>> Start Extracted information

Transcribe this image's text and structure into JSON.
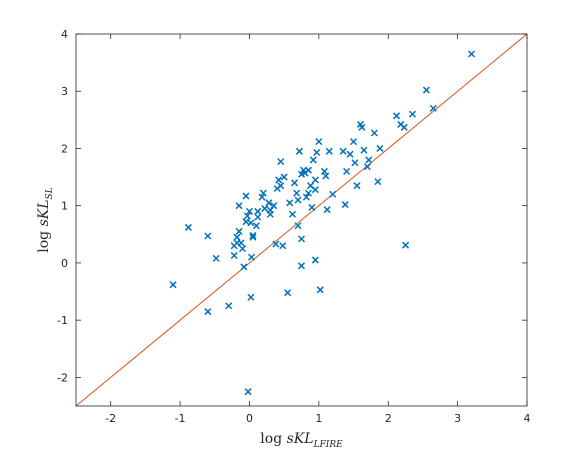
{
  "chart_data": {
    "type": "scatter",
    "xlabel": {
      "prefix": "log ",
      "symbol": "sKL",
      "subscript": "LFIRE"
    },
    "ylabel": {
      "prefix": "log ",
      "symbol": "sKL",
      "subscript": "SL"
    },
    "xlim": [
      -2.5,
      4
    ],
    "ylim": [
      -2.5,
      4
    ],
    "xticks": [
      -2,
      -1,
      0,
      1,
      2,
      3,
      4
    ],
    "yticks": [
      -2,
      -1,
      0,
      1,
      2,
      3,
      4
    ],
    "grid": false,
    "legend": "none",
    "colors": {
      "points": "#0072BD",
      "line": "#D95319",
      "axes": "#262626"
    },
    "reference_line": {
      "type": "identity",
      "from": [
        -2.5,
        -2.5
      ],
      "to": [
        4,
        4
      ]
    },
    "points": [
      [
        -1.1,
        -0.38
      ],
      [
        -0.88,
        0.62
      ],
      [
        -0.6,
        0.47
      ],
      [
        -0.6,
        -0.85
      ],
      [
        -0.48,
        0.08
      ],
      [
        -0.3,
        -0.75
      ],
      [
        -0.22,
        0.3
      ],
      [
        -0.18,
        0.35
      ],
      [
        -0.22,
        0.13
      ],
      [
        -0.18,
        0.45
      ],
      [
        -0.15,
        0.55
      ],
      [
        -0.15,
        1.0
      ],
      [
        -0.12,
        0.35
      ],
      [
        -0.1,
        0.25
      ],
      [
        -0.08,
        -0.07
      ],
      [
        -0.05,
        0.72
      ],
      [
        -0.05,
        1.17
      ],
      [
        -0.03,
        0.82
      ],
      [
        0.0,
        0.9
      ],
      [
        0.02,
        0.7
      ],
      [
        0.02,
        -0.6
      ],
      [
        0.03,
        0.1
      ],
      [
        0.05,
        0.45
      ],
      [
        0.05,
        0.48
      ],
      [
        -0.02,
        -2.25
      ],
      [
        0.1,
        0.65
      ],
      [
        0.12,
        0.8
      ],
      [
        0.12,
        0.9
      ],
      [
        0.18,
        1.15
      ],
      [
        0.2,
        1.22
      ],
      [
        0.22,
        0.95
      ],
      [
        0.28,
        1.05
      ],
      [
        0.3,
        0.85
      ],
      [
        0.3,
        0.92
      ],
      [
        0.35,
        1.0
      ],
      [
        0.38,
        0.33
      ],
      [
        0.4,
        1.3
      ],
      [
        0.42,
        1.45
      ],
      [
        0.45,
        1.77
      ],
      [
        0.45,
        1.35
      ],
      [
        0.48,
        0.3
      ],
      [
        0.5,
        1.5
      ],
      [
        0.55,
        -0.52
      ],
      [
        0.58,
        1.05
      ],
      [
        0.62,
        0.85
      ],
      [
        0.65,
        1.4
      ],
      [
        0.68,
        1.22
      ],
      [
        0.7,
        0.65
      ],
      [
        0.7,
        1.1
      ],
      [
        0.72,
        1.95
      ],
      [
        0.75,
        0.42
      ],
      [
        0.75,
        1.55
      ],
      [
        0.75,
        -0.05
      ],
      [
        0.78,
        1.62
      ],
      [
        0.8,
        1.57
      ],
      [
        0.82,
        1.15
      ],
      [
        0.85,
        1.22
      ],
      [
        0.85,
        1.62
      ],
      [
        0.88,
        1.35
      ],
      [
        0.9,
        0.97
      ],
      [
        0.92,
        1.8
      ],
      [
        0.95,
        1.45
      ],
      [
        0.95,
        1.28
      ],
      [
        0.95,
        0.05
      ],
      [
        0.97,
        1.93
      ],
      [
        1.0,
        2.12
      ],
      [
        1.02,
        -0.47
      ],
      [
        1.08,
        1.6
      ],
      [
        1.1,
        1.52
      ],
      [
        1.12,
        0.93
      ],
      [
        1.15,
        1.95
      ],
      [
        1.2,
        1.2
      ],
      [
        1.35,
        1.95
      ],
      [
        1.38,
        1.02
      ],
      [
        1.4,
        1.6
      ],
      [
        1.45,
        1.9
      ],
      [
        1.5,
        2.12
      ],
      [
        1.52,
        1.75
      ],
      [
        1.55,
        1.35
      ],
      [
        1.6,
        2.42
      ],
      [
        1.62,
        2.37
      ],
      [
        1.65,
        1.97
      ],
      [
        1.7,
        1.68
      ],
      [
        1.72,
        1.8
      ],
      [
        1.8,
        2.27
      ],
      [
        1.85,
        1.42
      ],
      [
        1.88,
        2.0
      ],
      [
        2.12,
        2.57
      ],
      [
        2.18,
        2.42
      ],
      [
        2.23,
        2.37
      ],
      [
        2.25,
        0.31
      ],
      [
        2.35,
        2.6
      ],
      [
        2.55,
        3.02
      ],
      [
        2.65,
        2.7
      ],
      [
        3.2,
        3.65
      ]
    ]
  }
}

>> End Extracted information

== What to do ==
Without the pictures, restate all of the entries above verbatim.

== The answer ==
Transcribe this image's text and structure into JSON.
{
  "chart_data": {
    "type": "scatter",
    "xlabel": {
      "prefix": "log ",
      "symbol": "sKL",
      "subscript": "LFIRE"
    },
    "ylabel": {
      "prefix": "log ",
      "symbol": "sKL",
      "subscript": "SL"
    },
    "xlim": [
      -2.5,
      4
    ],
    "ylim": [
      -2.5,
      4
    ],
    "xticks": [
      -2,
      -1,
      0,
      1,
      2,
      3,
      4
    ],
    "yticks": [
      -2,
      -1,
      0,
      1,
      2,
      3,
      4
    ],
    "grid": false,
    "legend": "none",
    "colors": {
      "points": "#0072BD",
      "line": "#D95319",
      "axes": "#262626"
    },
    "reference_line": {
      "type": "identity",
      "from": [
        -2.5,
        -2.5
      ],
      "to": [
        4,
        4
      ]
    },
    "points": [
      [
        -1.1,
        -0.38
      ],
      [
        -0.88,
        0.62
      ],
      [
        -0.6,
        0.47
      ],
      [
        -0.6,
        -0.85
      ],
      [
        -0.48,
        0.08
      ],
      [
        -0.3,
        -0.75
      ],
      [
        -0.22,
        0.3
      ],
      [
        -0.18,
        0.35
      ],
      [
        -0.22,
        0.13
      ],
      [
        -0.18,
        0.45
      ],
      [
        -0.15,
        0.55
      ],
      [
        -0.15,
        1.0
      ],
      [
        -0.12,
        0.35
      ],
      [
        -0.1,
        0.25
      ],
      [
        -0.08,
        -0.07
      ],
      [
        -0.05,
        0.72
      ],
      [
        -0.05,
        1.17
      ],
      [
        -0.03,
        0.82
      ],
      [
        0.0,
        0.9
      ],
      [
        0.02,
        0.7
      ],
      [
        0.02,
        -0.6
      ],
      [
        0.03,
        0.1
      ],
      [
        0.05,
        0.45
      ],
      [
        0.05,
        0.48
      ],
      [
        -0.02,
        -2.25
      ],
      [
        0.1,
        0.65
      ],
      [
        0.12,
        0.8
      ],
      [
        0.12,
        0.9
      ],
      [
        0.18,
        1.15
      ],
      [
        0.2,
        1.22
      ],
      [
        0.22,
        0.95
      ],
      [
        0.28,
        1.05
      ],
      [
        0.3,
        0.85
      ],
      [
        0.3,
        0.92
      ],
      [
        0.35,
        1.0
      ],
      [
        0.38,
        0.33
      ],
      [
        0.4,
        1.3
      ],
      [
        0.42,
        1.45
      ],
      [
        0.45,
        1.77
      ],
      [
        0.45,
        1.35
      ],
      [
        0.48,
        0.3
      ],
      [
        0.5,
        1.5
      ],
      [
        0.55,
        -0.52
      ],
      [
        0.58,
        1.05
      ],
      [
        0.62,
        0.85
      ],
      [
        0.65,
        1.4
      ],
      [
        0.68,
        1.22
      ],
      [
        0.7,
        0.65
      ],
      [
        0.7,
        1.1
      ],
      [
        0.72,
        1.95
      ],
      [
        0.75,
        0.42
      ],
      [
        0.75,
        1.55
      ],
      [
        0.75,
        -0.05
      ],
      [
        0.78,
        1.62
      ],
      [
        0.8,
        1.57
      ],
      [
        0.82,
        1.15
      ],
      [
        0.85,
        1.22
      ],
      [
        0.85,
        1.62
      ],
      [
        0.88,
        1.35
      ],
      [
        0.9,
        0.97
      ],
      [
        0.92,
        1.8
      ],
      [
        0.95,
        1.45
      ],
      [
        0.95,
        1.28
      ],
      [
        0.95,
        0.05
      ],
      [
        0.97,
        1.93
      ],
      [
        1.0,
        2.12
      ],
      [
        1.02,
        -0.47
      ],
      [
        1.08,
        1.6
      ],
      [
        1.1,
        1.52
      ],
      [
        1.12,
        0.93
      ],
      [
        1.15,
        1.95
      ],
      [
        1.2,
        1.2
      ],
      [
        1.35,
        1.95
      ],
      [
        1.38,
        1.02
      ],
      [
        1.4,
        1.6
      ],
      [
        1.45,
        1.9
      ],
      [
        1.5,
        2.12
      ],
      [
        1.52,
        1.75
      ],
      [
        1.55,
        1.35
      ],
      [
        1.6,
        2.42
      ],
      [
        1.62,
        2.37
      ],
      [
        1.65,
        1.97
      ],
      [
        1.7,
        1.68
      ],
      [
        1.72,
        1.8
      ],
      [
        1.8,
        2.27
      ],
      [
        1.85,
        1.42
      ],
      [
        1.88,
        2.0
      ],
      [
        2.12,
        2.57
      ],
      [
        2.18,
        2.42
      ],
      [
        2.23,
        2.37
      ],
      [
        2.25,
        0.31
      ],
      [
        2.35,
        2.6
      ],
      [
        2.55,
        3.02
      ],
      [
        2.65,
        2.7
      ],
      [
        3.2,
        3.65
      ]
    ]
  }
}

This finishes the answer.